***** Information shown

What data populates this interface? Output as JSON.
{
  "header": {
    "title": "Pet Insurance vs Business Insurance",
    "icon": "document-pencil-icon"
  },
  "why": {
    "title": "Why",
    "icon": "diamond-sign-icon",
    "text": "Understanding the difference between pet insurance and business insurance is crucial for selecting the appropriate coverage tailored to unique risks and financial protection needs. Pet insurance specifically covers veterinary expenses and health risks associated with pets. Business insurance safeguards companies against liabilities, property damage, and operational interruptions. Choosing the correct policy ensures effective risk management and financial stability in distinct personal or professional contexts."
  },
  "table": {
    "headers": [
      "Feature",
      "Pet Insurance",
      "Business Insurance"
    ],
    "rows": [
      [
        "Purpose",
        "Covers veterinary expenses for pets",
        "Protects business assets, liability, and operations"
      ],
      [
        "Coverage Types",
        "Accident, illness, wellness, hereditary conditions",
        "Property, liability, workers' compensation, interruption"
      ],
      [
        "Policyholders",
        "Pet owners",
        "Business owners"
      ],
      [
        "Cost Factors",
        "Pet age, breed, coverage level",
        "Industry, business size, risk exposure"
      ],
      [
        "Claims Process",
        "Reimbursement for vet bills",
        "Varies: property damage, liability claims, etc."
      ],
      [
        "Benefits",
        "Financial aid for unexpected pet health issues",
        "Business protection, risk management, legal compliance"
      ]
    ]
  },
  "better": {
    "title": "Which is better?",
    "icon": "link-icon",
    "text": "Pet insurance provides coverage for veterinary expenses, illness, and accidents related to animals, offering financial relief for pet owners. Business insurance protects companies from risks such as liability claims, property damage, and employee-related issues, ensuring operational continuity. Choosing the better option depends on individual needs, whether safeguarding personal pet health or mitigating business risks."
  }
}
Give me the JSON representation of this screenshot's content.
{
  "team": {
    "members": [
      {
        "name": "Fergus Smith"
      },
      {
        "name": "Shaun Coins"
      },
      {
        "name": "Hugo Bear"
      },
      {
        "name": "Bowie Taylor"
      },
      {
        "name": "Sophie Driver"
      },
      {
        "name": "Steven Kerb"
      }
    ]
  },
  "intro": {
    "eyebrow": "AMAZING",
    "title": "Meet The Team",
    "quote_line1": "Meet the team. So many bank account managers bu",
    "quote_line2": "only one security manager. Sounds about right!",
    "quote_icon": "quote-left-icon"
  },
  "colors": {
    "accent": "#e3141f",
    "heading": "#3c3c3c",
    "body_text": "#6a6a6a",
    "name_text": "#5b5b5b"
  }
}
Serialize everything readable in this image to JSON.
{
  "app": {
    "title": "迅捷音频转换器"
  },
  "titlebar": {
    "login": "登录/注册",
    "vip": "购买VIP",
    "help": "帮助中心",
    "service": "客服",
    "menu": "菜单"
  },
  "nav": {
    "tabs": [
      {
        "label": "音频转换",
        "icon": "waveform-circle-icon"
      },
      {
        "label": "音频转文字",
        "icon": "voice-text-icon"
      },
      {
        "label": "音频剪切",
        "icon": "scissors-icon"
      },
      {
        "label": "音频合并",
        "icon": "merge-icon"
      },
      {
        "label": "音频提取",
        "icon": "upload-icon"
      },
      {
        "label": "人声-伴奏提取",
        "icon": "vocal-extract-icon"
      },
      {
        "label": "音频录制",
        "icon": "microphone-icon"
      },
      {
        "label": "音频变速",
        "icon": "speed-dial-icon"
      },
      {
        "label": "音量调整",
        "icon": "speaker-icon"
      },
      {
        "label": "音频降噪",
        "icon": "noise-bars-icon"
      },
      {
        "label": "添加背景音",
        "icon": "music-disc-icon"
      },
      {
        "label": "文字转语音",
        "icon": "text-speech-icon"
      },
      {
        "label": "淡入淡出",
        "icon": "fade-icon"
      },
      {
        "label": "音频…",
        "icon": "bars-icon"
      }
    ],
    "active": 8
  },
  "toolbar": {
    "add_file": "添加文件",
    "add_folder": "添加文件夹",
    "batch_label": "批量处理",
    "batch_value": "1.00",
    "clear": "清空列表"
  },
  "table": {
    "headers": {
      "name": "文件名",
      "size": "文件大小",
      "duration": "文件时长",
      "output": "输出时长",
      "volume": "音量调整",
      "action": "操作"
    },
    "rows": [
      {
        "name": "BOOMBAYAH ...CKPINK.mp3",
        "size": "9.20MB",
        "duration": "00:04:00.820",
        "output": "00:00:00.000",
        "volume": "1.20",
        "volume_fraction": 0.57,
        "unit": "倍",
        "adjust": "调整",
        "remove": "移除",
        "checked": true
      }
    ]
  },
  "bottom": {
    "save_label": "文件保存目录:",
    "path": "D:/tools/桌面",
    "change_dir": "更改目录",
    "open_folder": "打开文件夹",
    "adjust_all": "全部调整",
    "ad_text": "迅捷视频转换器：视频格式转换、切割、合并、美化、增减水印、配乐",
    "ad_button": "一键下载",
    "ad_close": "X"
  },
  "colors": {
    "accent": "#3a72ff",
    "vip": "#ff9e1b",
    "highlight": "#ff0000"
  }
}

**********

Quote every line of the data, word for word.

What data populates this interface? Output as JSON.
{
  "header": {
    "title": "Pet Insurance vs Business Insurance",
    "icon": "document-pencil-icon"
  },
  "why": {
    "title": "Why",
    "icon": "diamond-sign-icon",
    "text": "Understanding the difference between pet insurance and business insurance is crucial for selecting the appropriate coverage tailored to unique risks and financial protection needs. Pet insurance specifically covers veterinary expenses and health risks associated with pets. Business insurance safeguards companies against liabilities, property damage, and operational interruptions. Choosing the correct policy ensures effective risk management and financial stability in distinct personal or professional contexts."
  },
  "table": {
    "headers": [
      "Feature",
      "Pet Insurance",
      "Business Insurance"
    ],
    "rows": [
      [
        "Purpose",
        "Covers veterinary expenses for pets",
        "Protects business assets, liability, and operations"
      ],
      [
        "Coverage Types",
        "Accident, illness, wellness, hereditary conditions",
        "Property, liability, workers' compensation, interruption"
      ],
      [
        "Policyholders",
        "Pet owners",
        "Business owners"
      ],
      [
        "Cost Factors",
        "Pet age, breed, coverage level",
        "Industry, business size, risk exposure"
      ],
      [
        "Claims Process",
        "Reimbursement for vet bills",
        "Varies: property damage, liability claims, etc."
      ],
      [
        "Benefits",
        "Financial aid for unexpected pet health issues",
        "Business protection, risk management, legal compliance"
      ]
    ]
  },
  "better": {
    "title": "Which is better?",
    "icon": "link-icon",
    "text": "Pet insurance provides coverage for veterinary expenses, illness, and accidents related to animals, offering financial relief for pet owners. Business insurance protects companies from risks such as liability claims, property damage, and employee-related issues, ensuring operational continuity. Choosing the better option depends on individual needs, whether safeguarding personal pet health or mitigating business risks."
  }
}
Give me the JSON representation of this screenshot's content.
{
  "team": {
    "members": [
      {
        "name": "Fergus Smith"
      },
      {
        "name": "Shaun Coins"
      },
      {
        "name": "Hugo Bear"
      },
      {
        "name": "Bowie Taylor"
      },
      {
        "name": "Sophie Driver"
      },
      {
        "name": "Steven Kerb"
      }
    ]
  },
  "intro": {
    "eyebrow": "AMAZING",
    "title": "Meet The Team",
    "quote_line1": "Meet the team. So many bank account managers bu",
    "quote_line2": "only one security manager. Sounds about right!",
    "quote_icon": "quote-left-icon"
  },
  "colors": {
    "accent": "#e3141f",
    "heading": "#3c3c3c",
    "body_text": "#6a6a6a",
    "name_text": "#5b5b5b"
  }
}
Serialize everything readable in this image to JSON.
{
  "app": {
    "title": "迅捷音频转换器"
  },
  "titlebar": {
    "login": "登录/注册",
    "vip": "购买VIP",
    "help": "帮助中心",
    "service": "客服",
    "menu": "菜单"
  },
  "nav": {
    "tabs": [
      {
        "label": "音频转换",
        "icon": "waveform-circle-icon"
      },
      {
        "label": "音频转文字",
        "icon": "voice-text-icon"
      },
      {
        "label": "音频剪切",
        "icon": "scissors-icon"
      },
      {
        "label": "音频合并",
        "icon": "merge-icon"
      },
      {
        "label": "音频提取",
        "icon": "upload-icon"
      },
      {
        "label": "人声-伴奏提取",
        "icon": "vocal-extract-icon"
      },
      {
        "label": "音频录制",
        "icon": "microphone-icon"
      },
      {
        "label": "音频变速",
        "icon": "speed-dial-icon"
      },
      {
        "label": "音量调整",
        "icon": "speaker-icon"
      },
      {
        "label": "音频降噪",
        "icon": "noise-bars-icon"
      },
      {
        "label": "添加背景音",
        "icon": "music-disc-icon"
      },
      {
        "label": "文字转语音",
        "icon": "text-speech-icon"
      },
      {
        "label": "淡入淡出",
        "icon": "fade-icon"
      },
      {
        "label": "音频…",
        "icon": "bars-icon"
      }
    ],
    "active": 8
  },
  "toolbar": {
    "add_file": "添加文件",
    "add_folder": "添加文件夹",
    "batch_label": "批量处理",
    "batch_value": "1.00",
    "clear": "清空列表"
  },
  "table": {
    "headers": {
      "name": "文件名",
      "size": "文件大小",
      "duration": "文件时长",
      "output": "输出时长",
      "volume": "音量调整",
      "action": "操作"
    },
    "rows": [
      {
        "name": "BOOMBAYAH ...CKPINK.mp3",
        "size": "9.20MB",
        "duration": "00:04:00.820",
        "output": "00:00:00.000",
        "volume": "1.20",
        "volume_fraction": 0.57,
        "unit": "倍",
        "adjust": "调整",
        "remove": "移除",
        "checked": true
      }
    ]
  },
  "bottom": {
    "save_label": "文件保存目录:",
    "path": "D:/tools/桌面",
    "change_dir": "更改目录",
    "open_folder": "打开文件夹",
    "adjust_all": "全部调整",
    "ad_text": "迅捷视频转换器：视频格式转换、切割、合并、美化、增减水印、配乐",
    "ad_button": "一键下载",
    "ad_close": "X"
  },
  "colors": {
    "accent": "#3a72ff",
    "vip": "#ff9e1b",
    "highlight": "#ff0000"
  }
}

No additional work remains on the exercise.